Exercise: In the forum thread below, in which town did the clashes between police and protesters take place?

Selected passage:
# A four-year-old has been accidentally pepper-sprayed by police after its mother took the child to an anti-lockdown protest in Germany.



## hollydolly (Dec 27, 2021)

Now it's getting beyond a joke...... whose more to blame for this.. ( I say the mother..for taking the baby on a demonstration)

Click the link for the video of the child in deep distress...

https://www.dailymail.co.uk/news/ar...yed-police-anti-lockdown-protest-Germany.html

A four-year-old has been accidentally pepper-sprayed by police after its mother took the child to an anti-lockdown protest in Germany.

Clashes broke between police wielding batons and firing pepper spray and protesters who punched, kicked and spat on them in Schweinfurt, Bavaria, on Sunday night. 

Footage shows the screaming child, who was taken to the demonstration in a pram, being treated by two officers after coming into contact with the spray.  

After a few minutes and an eyewash the child was 'completely symptom-free again,' the police said.

The mother is due before a judge on Monday after officers launched a formal complaint referring her to social services for endangering the youngster.


----------



## SeaBreeze (Dec 27, 2021)

hollydolly said:


> Now it's getting beyond a joke...... whose more to blame for this.. ( I say the mother..for taking the baby on a demonstration)


I completely agree Holly.  As soon as I read your thread title, I thought, what the hell is she doing taking a young child to a demonstration.  Geeze, so sad that these young kids and babies who are helpless and dependent on their parents, are stuck with irresponsible idiots. Can't fix stupid.


----------



## Jeni (Dec 27, 2021)

I think many ask why do these parents take kids into a situation that could have results like this.

If you ask what happens is people attack you for not understanding................. perhaps she had childcare issues ..... then perhaps she should have stayed home as well.  The fact is some parents USE their child ... take them as a shield .........


----------



## John cycling (Dec 27, 2021)

I agree with not taking a child to protest about anything.  It's best to be compliant and not to say anything.
Just obey and go about your business like nothing is happening, and like you agree with all the atrocities taking place.
But actually we don't know.  Maybe that IS what she was doing, they sprayed them anyway and said they were protesting.
Heck, I'd protest if they were spraying me too.  Get that stuff away from me!!!

But to say that police pepper spraying was an accident???  Anyone who says that is completely delusional.

Page layout parsing data:
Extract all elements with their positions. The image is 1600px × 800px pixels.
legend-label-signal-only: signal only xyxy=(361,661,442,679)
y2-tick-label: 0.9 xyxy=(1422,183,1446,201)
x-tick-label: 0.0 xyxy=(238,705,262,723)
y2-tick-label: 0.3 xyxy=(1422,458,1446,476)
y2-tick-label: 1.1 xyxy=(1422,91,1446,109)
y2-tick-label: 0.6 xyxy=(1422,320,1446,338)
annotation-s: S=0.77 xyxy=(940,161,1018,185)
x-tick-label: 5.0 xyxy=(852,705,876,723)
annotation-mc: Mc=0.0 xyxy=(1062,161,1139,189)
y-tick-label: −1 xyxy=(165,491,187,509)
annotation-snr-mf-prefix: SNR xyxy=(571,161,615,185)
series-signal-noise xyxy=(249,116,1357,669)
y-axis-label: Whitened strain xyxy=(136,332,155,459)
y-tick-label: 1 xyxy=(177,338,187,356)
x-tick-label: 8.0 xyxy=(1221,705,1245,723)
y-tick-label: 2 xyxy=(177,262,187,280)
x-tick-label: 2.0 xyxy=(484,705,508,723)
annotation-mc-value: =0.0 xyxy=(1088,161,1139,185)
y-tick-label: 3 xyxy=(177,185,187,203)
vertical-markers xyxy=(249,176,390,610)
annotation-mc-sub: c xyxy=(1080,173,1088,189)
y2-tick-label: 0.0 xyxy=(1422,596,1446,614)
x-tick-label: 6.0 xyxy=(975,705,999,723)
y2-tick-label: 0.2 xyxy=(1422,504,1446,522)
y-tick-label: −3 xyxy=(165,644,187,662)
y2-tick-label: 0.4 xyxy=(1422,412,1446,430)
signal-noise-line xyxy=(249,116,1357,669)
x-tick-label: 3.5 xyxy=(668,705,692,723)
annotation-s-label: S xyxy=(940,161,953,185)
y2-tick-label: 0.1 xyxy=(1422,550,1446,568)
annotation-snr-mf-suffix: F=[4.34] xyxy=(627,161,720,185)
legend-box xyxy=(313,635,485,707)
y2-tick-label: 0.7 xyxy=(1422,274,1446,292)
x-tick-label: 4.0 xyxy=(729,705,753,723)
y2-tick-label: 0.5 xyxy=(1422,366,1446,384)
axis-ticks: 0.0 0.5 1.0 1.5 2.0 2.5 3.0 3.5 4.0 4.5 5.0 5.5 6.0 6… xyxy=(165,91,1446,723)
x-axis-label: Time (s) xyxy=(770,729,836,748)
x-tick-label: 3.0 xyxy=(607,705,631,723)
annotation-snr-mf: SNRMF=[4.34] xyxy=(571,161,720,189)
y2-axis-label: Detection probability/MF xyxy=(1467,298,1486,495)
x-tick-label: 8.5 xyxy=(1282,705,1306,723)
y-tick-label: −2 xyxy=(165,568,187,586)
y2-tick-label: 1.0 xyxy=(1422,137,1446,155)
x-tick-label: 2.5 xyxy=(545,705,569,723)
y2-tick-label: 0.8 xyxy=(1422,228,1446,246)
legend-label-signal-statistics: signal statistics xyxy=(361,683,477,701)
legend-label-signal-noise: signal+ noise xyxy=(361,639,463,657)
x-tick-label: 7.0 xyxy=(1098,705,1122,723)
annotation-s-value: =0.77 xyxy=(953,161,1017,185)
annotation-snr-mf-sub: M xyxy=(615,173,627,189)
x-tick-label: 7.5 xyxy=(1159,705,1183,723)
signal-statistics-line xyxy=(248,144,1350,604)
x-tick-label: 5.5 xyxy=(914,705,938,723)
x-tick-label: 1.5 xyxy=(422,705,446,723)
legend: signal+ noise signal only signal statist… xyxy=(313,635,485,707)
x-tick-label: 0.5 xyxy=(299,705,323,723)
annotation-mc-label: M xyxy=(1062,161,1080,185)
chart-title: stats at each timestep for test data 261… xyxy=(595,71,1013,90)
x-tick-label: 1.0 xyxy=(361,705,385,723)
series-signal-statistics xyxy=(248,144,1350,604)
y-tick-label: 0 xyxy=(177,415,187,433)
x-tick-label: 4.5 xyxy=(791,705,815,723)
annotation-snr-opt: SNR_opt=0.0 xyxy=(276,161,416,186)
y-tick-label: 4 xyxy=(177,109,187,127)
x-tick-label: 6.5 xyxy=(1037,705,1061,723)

Answer to this exercise: Schweinfurt, Bavaria.